## Collected data

━━━━

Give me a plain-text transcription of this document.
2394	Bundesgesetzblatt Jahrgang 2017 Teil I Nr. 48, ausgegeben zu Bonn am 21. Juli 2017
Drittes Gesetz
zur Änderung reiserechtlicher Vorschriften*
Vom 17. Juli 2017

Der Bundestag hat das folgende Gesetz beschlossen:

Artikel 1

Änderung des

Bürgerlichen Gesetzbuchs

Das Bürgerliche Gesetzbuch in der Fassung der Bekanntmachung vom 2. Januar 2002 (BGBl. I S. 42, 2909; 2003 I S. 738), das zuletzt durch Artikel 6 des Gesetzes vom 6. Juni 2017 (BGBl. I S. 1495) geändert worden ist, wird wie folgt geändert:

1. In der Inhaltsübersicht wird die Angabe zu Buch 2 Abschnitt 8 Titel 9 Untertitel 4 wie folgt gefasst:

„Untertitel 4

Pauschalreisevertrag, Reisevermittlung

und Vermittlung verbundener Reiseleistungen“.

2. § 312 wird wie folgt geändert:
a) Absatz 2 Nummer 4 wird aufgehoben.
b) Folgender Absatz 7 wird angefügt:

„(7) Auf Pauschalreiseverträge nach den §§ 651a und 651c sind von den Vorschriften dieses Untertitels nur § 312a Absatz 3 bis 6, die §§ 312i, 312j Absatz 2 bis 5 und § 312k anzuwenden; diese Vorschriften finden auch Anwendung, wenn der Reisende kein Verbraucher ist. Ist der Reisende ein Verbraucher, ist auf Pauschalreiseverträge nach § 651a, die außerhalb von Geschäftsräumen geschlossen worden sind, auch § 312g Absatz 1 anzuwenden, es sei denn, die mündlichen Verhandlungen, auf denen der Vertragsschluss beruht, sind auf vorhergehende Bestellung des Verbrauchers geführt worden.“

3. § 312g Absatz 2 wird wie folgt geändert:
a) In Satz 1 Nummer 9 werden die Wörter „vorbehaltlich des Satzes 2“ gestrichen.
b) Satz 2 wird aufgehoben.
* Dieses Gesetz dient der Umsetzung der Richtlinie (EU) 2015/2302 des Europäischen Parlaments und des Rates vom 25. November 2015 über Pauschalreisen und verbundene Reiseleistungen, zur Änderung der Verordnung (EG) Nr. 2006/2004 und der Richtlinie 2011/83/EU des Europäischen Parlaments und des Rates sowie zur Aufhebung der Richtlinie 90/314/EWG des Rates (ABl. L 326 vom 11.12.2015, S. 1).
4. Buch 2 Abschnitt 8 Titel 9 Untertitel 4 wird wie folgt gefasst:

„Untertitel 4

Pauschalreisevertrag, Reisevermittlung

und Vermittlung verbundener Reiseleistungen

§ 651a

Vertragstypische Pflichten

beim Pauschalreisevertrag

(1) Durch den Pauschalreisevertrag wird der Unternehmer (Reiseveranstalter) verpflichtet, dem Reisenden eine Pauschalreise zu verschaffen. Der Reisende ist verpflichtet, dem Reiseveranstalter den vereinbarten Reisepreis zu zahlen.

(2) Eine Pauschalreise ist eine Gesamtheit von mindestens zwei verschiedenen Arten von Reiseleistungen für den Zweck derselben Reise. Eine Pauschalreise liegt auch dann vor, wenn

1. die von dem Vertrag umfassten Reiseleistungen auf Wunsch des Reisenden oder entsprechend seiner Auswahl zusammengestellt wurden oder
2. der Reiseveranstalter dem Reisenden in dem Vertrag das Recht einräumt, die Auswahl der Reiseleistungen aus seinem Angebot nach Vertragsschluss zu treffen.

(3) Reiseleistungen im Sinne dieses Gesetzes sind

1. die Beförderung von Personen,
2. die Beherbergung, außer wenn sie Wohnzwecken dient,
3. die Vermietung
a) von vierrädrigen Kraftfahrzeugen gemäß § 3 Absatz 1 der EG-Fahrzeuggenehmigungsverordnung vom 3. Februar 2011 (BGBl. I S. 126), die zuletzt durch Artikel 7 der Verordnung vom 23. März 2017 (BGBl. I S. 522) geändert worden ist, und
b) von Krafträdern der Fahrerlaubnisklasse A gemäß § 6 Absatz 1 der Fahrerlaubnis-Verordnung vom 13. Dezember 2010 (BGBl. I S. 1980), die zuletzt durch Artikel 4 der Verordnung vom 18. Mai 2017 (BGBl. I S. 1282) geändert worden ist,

━━━━

## Exercise goal
Write out the whole listing exactly.

## Completed task
Give me a plain-text transcription of this document.
2394	Bundesgesetzblatt Jahrgang 2017 Teil I Nr. 48, ausgegeben zu Bonn am 21. Juli 2017
Drittes Gesetz
zur Änderung reiserechtlicher Vorschriften*
Vom 17. Juli 2017

Der Bundestag hat das folgende Gesetz beschlossen:

Artikel 1

Änderung des

Bürgerlichen Gesetzbuchs

Das Bürgerliche Gesetzbuch in der Fassung der Bekanntmachung vom 2. Januar 2002 (BGBl. I S. 42, 2909; 2003 I S. 738), das zuletzt durch Artikel 6 des Gesetzes vom 6. Juni 2017 (BGBl. I S. 1495) geändert worden ist, wird wie folgt geändert:

1. In der Inhaltsübersicht wird die Angabe zu Buch 2 Abschnitt 8 Titel 9 Untertitel 4 wie folgt gefasst:

„Untertitel 4

Pauschalreisevertrag, Reisevermittlung

und Vermittlung verbundener Reiseleistungen“.

2. § 312 wird wie folgt geändert:
a) Absatz 2 Nummer 4 wird aufgehoben.
b) Folgender Absatz 7 wird angefügt:

„(7) Auf Pauschalreiseverträge nach den §§ 651a und 651c sind von den Vorschriften dieses Untertitels nur § 312a Absatz 3 bis 6, die §§ 312i, 312j Absatz 2 bis 5 und § 312k anzuwenden; diese Vorschriften finden auch Anwendung, wenn der Reisende kein Verbraucher ist. Ist der Reisende ein Verbraucher, ist auf Pauschalreiseverträge nach § 651a, die außerhalb von Geschäftsräumen geschlossen worden sind, auch § 312g Absatz 1 anzuwenden, es sei denn, die mündlichen Verhandlungen, auf denen der Vertragsschluss beruht, sind auf vorhergehende Bestellung des Verbrauchers geführt worden.“

3. § 312g Absatz 2 wird wie folgt geändert:
a) In Satz 1 Nummer 9 werden die Wörter „vorbehaltlich des Satzes 2“ gestrichen.
b) Satz 2 wird aufgehoben.
* Dieses Gesetz dient der Umsetzung der Richtlinie (EU) 2015/2302 des Europäischen Parlaments und des Rates vom 25. November 2015 über Pauschalreisen und verbundene Reiseleistungen, zur Änderung der Verordnung (EG) Nr. 2006/2004 und der Richtlinie 2011/83/EU des Europäischen Parlaments und des Rates sowie zur Aufhebung der Richtlinie 90/314/EWG des Rates (ABl. L 326 vom 11.12.2015, S. 1).
4. Buch 2 Abschnitt 8 Titel 9 Untertitel 4 wird wie folgt gefasst:

„Untertitel 4

Pauschalreisevertrag, Reisevermittlung

und Vermittlung verbundener Reiseleistungen

§ 651a

Vertragstypische Pflichten

beim Pauschalreisevertrag

(1) Durch den Pauschalreisevertrag wird der Unternehmer (Reiseveranstalter) verpflichtet, dem Reisenden eine Pauschalreise zu verschaffen. Der Reisende ist verpflichtet, dem Reiseveranstalter den vereinbarten Reisepreis zu zahlen.

(2) Eine Pauschalreise ist eine Gesamtheit von mindestens zwei verschiedenen Arten von Reiseleistungen für den Zweck derselben Reise. Eine Pauschalreise liegt auch dann vor, wenn

1. die von dem Vertrag umfassten Reiseleistungen auf Wunsch des Reisenden oder entsprechend seiner Auswahl zusammengestellt wurden oder
2. der Reiseveranstalter dem Reisenden in dem Vertrag das Recht einräumt, die Auswahl der Reiseleistungen aus seinem Angebot nach Vertragsschluss zu treffen.

(3) Reiseleistungen im Sinne dieses Gesetzes sind

1. die Beförderung von Personen,
2. die Beherbergung, außer wenn sie Wohnzwecken dient,
3. die Vermietung
a) von vierrädrigen Kraftfahrzeugen gemäß § 3 Absatz 1 der EG-Fahrzeuggenehmigungsverordnung vom 3. Februar 2011 (BGBl. I S. 126), die zuletzt durch Artikel 7 der Verordnung vom 23. März 2017 (BGBl. I S. 522) geändert worden ist, und
b) von Krafträdern der Fahrerlaubnisklasse A gemäß § 6 Absatz 1 der Fahrerlaubnis-Verordnung vom 13. Dezember 2010 (BGBl. I S. 1980), die zuletzt durch Artikel 4 der Verordnung vom 18. Mai 2017 (BGBl. I S. 1282) geändert worden ist,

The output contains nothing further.